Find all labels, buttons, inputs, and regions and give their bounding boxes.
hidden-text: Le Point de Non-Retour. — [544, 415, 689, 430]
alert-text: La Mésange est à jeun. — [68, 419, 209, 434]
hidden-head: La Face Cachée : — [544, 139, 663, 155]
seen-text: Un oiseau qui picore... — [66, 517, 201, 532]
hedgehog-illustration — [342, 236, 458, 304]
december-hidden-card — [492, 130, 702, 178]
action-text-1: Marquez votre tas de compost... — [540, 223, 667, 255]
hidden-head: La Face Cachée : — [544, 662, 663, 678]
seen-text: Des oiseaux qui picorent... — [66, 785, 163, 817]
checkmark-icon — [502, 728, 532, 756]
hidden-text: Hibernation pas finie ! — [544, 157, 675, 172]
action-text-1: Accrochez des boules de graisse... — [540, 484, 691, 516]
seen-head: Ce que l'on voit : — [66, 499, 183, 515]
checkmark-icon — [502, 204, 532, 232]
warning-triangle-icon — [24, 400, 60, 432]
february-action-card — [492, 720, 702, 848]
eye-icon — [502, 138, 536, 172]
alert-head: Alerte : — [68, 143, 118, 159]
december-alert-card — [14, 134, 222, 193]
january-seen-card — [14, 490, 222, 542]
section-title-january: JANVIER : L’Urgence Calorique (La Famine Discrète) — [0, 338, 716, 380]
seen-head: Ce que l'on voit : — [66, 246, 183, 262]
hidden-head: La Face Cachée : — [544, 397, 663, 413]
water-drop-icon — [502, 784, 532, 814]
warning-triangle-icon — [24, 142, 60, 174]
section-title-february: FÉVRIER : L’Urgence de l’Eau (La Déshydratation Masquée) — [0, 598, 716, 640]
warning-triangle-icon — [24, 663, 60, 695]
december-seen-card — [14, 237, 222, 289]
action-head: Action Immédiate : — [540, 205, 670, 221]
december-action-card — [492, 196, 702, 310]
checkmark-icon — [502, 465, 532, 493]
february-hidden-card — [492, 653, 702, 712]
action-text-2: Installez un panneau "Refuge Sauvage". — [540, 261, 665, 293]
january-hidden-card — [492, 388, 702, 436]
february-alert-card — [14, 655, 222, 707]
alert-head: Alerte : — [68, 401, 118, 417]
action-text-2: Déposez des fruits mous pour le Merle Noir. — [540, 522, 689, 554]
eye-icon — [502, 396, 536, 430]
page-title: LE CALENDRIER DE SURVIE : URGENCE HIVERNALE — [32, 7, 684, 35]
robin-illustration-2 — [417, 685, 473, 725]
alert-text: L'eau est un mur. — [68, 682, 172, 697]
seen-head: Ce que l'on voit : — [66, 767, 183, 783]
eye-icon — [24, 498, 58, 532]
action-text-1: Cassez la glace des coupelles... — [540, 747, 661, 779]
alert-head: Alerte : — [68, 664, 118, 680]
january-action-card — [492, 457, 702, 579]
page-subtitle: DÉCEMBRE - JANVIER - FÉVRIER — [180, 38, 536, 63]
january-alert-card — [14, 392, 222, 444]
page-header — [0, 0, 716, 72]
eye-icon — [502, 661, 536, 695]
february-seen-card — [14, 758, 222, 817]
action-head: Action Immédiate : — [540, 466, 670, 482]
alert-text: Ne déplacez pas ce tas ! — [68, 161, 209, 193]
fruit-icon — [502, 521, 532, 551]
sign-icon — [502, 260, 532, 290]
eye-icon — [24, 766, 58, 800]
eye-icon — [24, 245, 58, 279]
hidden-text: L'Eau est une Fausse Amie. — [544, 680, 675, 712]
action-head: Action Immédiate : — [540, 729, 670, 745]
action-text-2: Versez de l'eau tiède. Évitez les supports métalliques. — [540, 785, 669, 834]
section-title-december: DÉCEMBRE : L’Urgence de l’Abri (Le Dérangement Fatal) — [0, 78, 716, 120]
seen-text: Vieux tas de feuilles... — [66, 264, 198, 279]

#####

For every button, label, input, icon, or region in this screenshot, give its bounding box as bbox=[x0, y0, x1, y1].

#####

_WHAT THE EXERCISE ASKS_: Arrange the entries starting at the line that contains "Find all labels, buttons, inputs, and" and ending at the line that contains "eye-icon — [502, 396, 536, 430]" as a Markdown table with the columns Number and Entry. Number each line in order and skip any blank lines.

_RESPONSE TO THE EXERCISE_:
| Number | Entry |
|---|---|
| 1 | Find all labels, buttons, inputs, and regions and give their bounding boxes. |
| 2 | hidden-text: Le Point de Non-Retour. — [544, 415, 689, 430] |
| 3 | alert-text: La Mésange est à jeun. — [68, 419, 209, 434] |
| 4 | hidden-head: La Face Cachée : — [544, 139, 663, 155] |
| 5 | seen-text: Un oiseau qui picore... — [66, 517, 201, 532] |
| 6 | hedgehog-illustration — [342, 236, 458, 304] |
| 7 | december-hidden-card — [492, 130, 702, 178] |
| 8 | action-text-1: Marquez votre tas de compost... — [540, 223, 667, 255] |
| 9 | hidden-head: La Face Cachée : — [544, 662, 663, 678] |
| 10 | seen-text: Des oiseaux qui picorent... — [66, 785, 163, 817] |
| 11 | checkmark-icon — [502, 728, 532, 756] |
| 12 | hidden-text: Hibernation pas finie ! — [544, 157, 675, 172] |
| 13 | action-text-1: Accrochez des boules de graisse... — [540, 484, 691, 516] |
| 14 | seen-head: Ce que l'on voit : — [66, 499, 183, 515] |
| 15 | checkmark-icon — [502, 204, 532, 232] |
| 16 | warning-triangle-icon — [24, 400, 60, 432] |
| 17 | february-action-card — [492, 720, 702, 848] |
| 18 | eye-icon — [502, 138, 536, 172] |
| 19 | alert-head: Alerte : — [68, 143, 118, 159] |
| 20 | december-alert-card — [14, 134, 222, 193] |
| 21 | january-seen-card — [14, 490, 222, 542] |
| 22 | section-title-january: JANVIER : L’Urgence Calorique (La Famine Discrète) — [0, 338, 716, 380] |
| 23 | seen-head: Ce que l'on voit : — [66, 246, 183, 262] |
| 24 | hidden-head: La Face Cachée : — [544, 397, 663, 413] |
| 25 | water-drop-icon — [502, 784, 532, 814] |
| 26 | warning-triangle-icon — [24, 142, 60, 174] |
| 27 | section-title-february: FÉVRIER : L’Urgence de l’Eau (La Déshydratation Masquée) — [0, 598, 716, 640] |
| 28 | warning-triangle-icon — [24, 663, 60, 695] |
| 29 | december-seen-card — [14, 237, 222, 289] |
| 30 | action-head: Action Immédiate : — [540, 205, 670, 221] |
| 31 | december-action-card — [492, 196, 702, 310] |
| 32 | checkmark-icon — [502, 465, 532, 493] |
| 33 | february-hidden-card — [492, 653, 702, 712] |
| 34 | action-text-2: Installez un panneau "Refuge Sauvage". — [540, 261, 665, 293] |
| 35 | january-hidden-card — [492, 388, 702, 436] |
| 36 | february-alert-card — [14, 655, 222, 707] |
| 37 | alert-head: Alerte : — [68, 401, 118, 417] |
| 38 | action-text-2: Déposez des fruits mous pour le Merle Noir. — [540, 522, 689, 554] |
| 39 | eye-icon — [502, 396, 536, 430] |